[RECORDS FOR THIS EXERCISE]:
★ ★ ★ ★

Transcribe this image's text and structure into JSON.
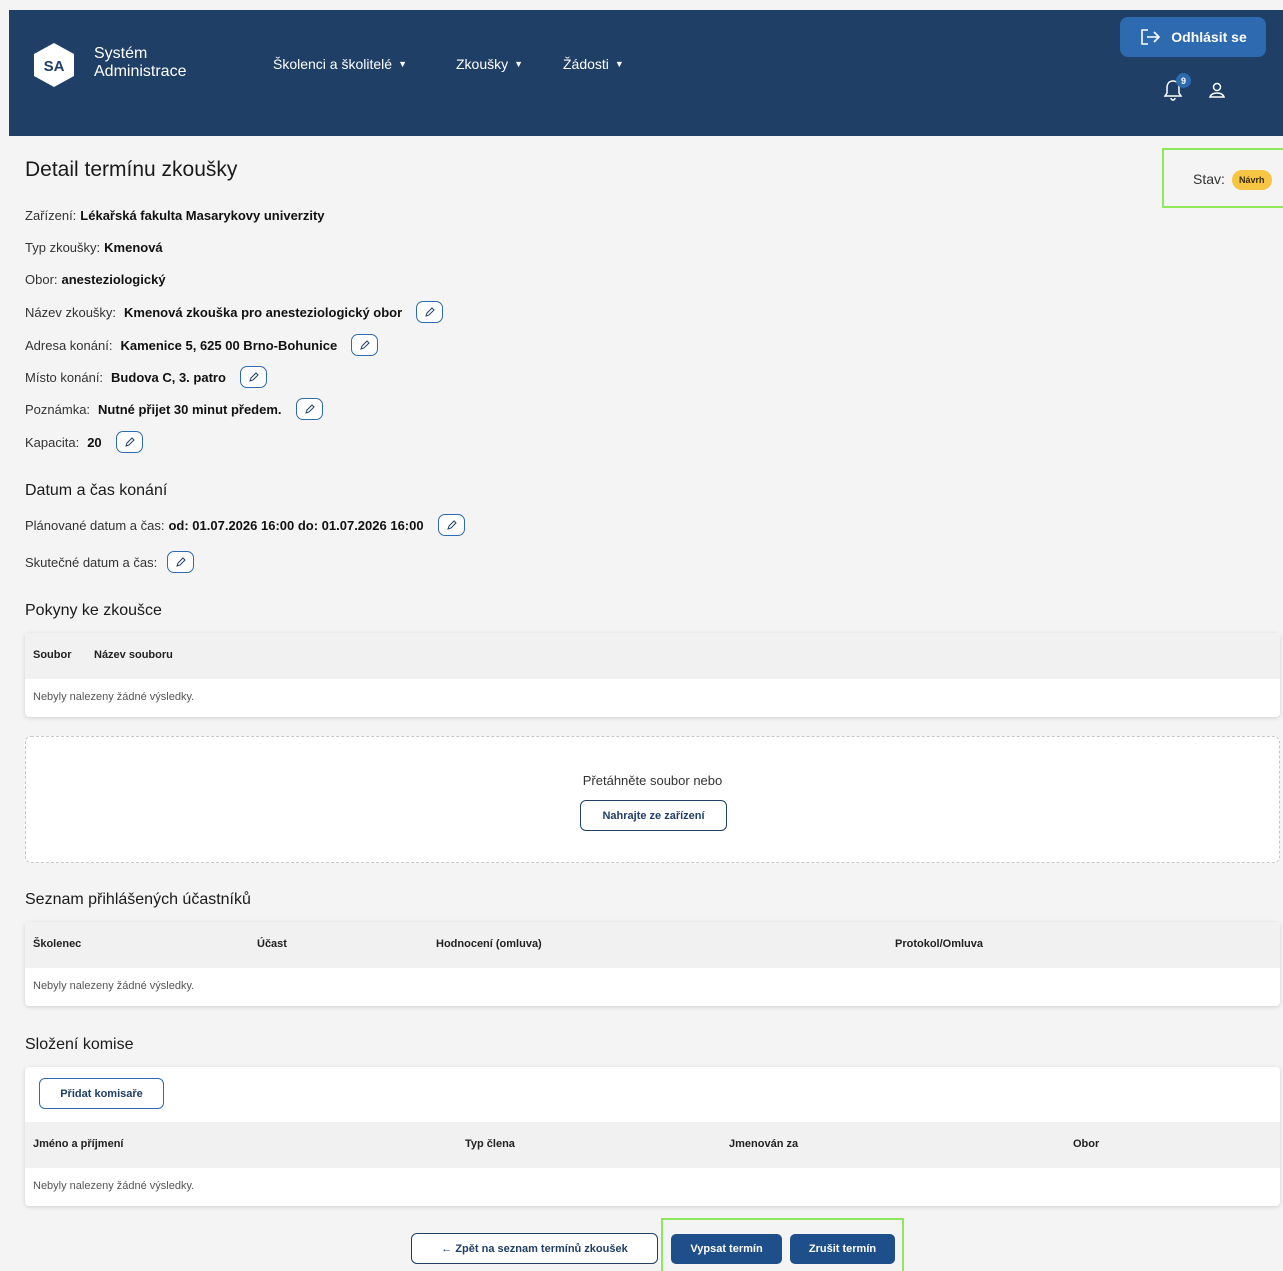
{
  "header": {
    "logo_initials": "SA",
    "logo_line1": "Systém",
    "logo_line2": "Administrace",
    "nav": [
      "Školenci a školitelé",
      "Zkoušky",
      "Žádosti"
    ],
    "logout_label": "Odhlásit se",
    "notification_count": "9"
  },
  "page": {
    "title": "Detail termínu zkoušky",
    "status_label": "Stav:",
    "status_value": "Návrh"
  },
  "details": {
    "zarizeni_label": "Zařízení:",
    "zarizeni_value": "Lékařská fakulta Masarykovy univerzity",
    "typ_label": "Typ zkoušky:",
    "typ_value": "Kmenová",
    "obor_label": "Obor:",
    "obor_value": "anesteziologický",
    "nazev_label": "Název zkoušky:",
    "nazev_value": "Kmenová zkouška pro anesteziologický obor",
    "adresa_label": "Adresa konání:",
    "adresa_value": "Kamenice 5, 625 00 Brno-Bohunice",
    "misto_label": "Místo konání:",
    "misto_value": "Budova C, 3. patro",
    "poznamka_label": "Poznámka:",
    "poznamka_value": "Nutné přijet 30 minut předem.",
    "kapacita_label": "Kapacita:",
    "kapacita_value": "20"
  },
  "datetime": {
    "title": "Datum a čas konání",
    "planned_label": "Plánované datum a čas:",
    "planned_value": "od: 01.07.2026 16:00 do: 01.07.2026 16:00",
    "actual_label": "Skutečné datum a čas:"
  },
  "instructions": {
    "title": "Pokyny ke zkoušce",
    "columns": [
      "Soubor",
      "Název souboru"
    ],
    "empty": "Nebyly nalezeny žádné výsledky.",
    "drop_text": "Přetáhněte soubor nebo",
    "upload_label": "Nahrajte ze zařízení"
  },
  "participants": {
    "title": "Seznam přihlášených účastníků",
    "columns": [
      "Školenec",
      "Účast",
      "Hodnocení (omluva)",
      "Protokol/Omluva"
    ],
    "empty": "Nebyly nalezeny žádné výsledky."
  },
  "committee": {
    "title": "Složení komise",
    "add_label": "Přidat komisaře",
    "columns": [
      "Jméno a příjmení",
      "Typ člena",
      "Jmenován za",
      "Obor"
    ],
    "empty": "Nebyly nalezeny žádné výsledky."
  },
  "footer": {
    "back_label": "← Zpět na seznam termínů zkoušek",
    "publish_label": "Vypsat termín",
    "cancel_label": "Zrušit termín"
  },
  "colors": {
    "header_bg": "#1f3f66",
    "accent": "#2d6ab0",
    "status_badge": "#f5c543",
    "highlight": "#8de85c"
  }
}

★ ★ ★ ★

[YOUR TASK]:
Repeat the data in full and exactly. Omit pictures.

[ANSWER IN FULL]:
Transcribe this image's text and structure into JSON.
{
  "header": {
    "logo_initials": "SA",
    "logo_line1": "Systém",
    "logo_line2": "Administrace",
    "nav": [
      "Školenci a školitelé",
      "Zkoušky",
      "Žádosti"
    ],
    "logout_label": "Odhlásit se",
    "notification_count": "9"
  },
  "page": {
    "title": "Detail termínu zkoušky",
    "status_label": "Stav:",
    "status_value": "Návrh"
  },
  "details": {
    "zarizeni_label": "Zařízení:",
    "zarizeni_value": "Lékařská fakulta Masarykovy univerzity",
    "typ_label": "Typ zkoušky:",
    "typ_value": "Kmenová",
    "obor_label": "Obor:",
    "obor_value": "anesteziologický",
    "nazev_label": "Název zkoušky:",
    "nazev_value": "Kmenová zkouška pro anesteziologický obor",
    "adresa_label": "Adresa konání:",
    "adresa_value": "Kamenice 5, 625 00 Brno-Bohunice",
    "misto_label": "Místo konání:",
    "misto_value": "Budova C, 3. patro",
    "poznamka_label": "Poznámka:",
    "poznamka_value": "Nutné přijet 30 minut předem.",
    "kapacita_label": "Kapacita:",
    "kapacita_value": "20"
  },
  "datetime": {
    "title": "Datum a čas konání",
    "planned_label": "Plánované datum a čas:",
    "planned_value": "od: 01.07.2026 16:00 do: 01.07.2026 16:00",
    "actual_label": "Skutečné datum a čas:"
  },
  "instructions": {
    "title": "Pokyny ke zkoušce",
    "columns": [
      "Soubor",
      "Název souboru"
    ],
    "empty": "Nebyly nalezeny žádné výsledky.",
    "drop_text": "Přetáhněte soubor nebo",
    "upload_label": "Nahrajte ze zařízení"
  },
  "participants": {
    "title": "Seznam přihlášených účastníků",
    "columns": [
      "Školenec",
      "Účast",
      "Hodnocení (omluva)",
      "Protokol/Omluva"
    ],
    "empty": "Nebyly nalezeny žádné výsledky."
  },
  "committee": {
    "title": "Složení komise",
    "add_label": "Přidat komisaře",
    "columns": [
      "Jméno a příjmení",
      "Typ člena",
      "Jmenován za",
      "Obor"
    ],
    "empty": "Nebyly nalezeny žádné výsledky."
  },
  "footer": {
    "back_label": "← Zpět na seznam termínů zkoušek",
    "publish_label": "Vypsat termín",
    "cancel_label": "Zrušit termín"
  },
  "colors": {
    "header_bg": "#1f3f66",
    "accent": "#2d6ab0",
    "status_badge": "#f5c543",
    "highlight": "#8de85c"
  }
}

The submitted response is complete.